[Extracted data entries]
..............................

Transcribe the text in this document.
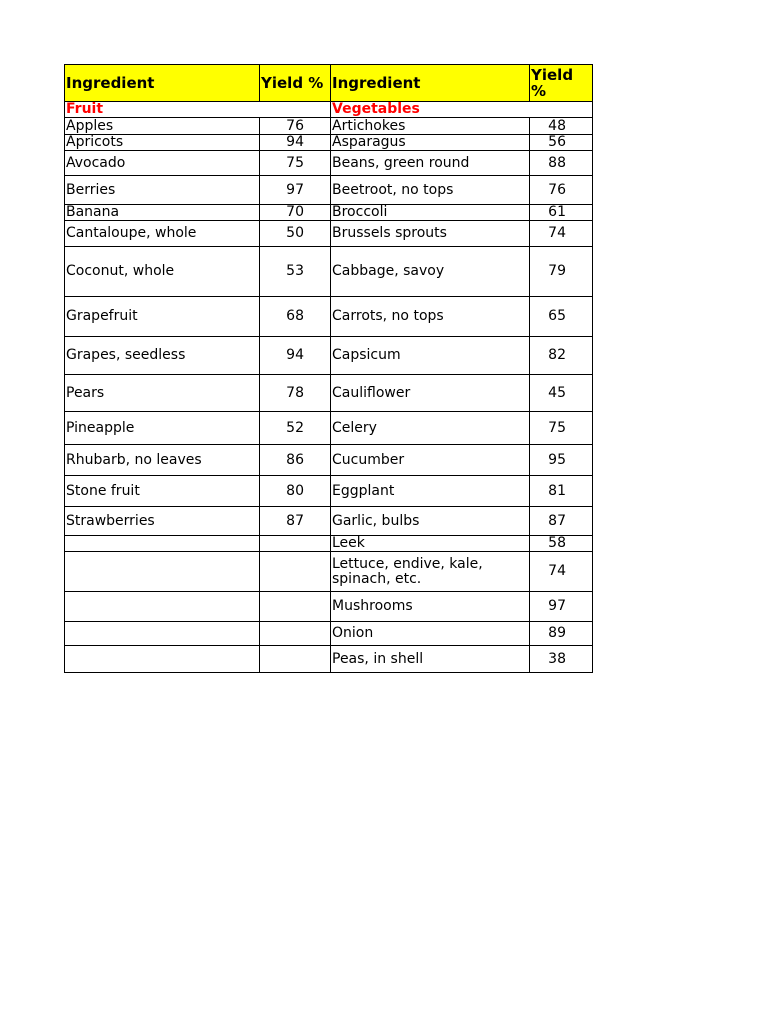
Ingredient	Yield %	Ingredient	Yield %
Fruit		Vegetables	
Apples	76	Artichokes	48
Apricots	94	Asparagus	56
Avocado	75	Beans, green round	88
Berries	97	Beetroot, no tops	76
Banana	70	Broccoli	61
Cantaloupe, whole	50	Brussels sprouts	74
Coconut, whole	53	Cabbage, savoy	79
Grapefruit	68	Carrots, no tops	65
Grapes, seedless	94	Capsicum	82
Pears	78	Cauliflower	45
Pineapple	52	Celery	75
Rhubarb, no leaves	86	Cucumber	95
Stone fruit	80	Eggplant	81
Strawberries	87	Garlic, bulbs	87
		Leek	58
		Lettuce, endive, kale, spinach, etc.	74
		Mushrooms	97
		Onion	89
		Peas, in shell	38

..............................

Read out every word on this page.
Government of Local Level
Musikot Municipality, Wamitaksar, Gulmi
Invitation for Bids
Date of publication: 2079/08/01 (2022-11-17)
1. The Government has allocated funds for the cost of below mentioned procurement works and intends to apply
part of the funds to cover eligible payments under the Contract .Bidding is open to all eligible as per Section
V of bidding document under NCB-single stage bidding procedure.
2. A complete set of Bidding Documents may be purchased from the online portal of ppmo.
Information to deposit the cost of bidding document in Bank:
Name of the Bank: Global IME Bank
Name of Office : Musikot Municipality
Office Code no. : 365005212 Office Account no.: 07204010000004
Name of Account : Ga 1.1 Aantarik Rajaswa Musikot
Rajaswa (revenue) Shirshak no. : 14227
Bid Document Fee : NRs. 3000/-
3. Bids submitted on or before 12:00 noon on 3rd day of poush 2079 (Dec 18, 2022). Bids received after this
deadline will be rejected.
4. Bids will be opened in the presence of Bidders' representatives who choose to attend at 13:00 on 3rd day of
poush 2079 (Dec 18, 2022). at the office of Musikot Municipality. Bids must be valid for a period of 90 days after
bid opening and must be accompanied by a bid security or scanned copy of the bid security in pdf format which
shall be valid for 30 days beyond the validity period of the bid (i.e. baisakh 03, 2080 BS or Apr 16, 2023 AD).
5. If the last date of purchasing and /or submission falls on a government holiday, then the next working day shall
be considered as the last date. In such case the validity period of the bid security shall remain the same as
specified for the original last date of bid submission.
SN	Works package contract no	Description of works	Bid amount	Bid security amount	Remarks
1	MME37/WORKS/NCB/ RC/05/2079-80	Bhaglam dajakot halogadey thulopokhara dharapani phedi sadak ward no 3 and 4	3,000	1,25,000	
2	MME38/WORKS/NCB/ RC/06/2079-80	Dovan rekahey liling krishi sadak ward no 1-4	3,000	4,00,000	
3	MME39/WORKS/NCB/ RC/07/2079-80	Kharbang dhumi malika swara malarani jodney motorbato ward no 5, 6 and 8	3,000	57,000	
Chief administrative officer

..............................

WORK INSTRUCTIONS >>
Which lines hold the string "days"? List them all.

CORRECT OUTPUT >>
poush 2079 (Dec 18, 2022). at the office of Musikot Municipality. Bids must be valid for a period of 90 days after
shall be valid for 30 days beyond the validity period of the bid (i.e. baisakh 03, 2080 BS or Apr 16, 2023 AD).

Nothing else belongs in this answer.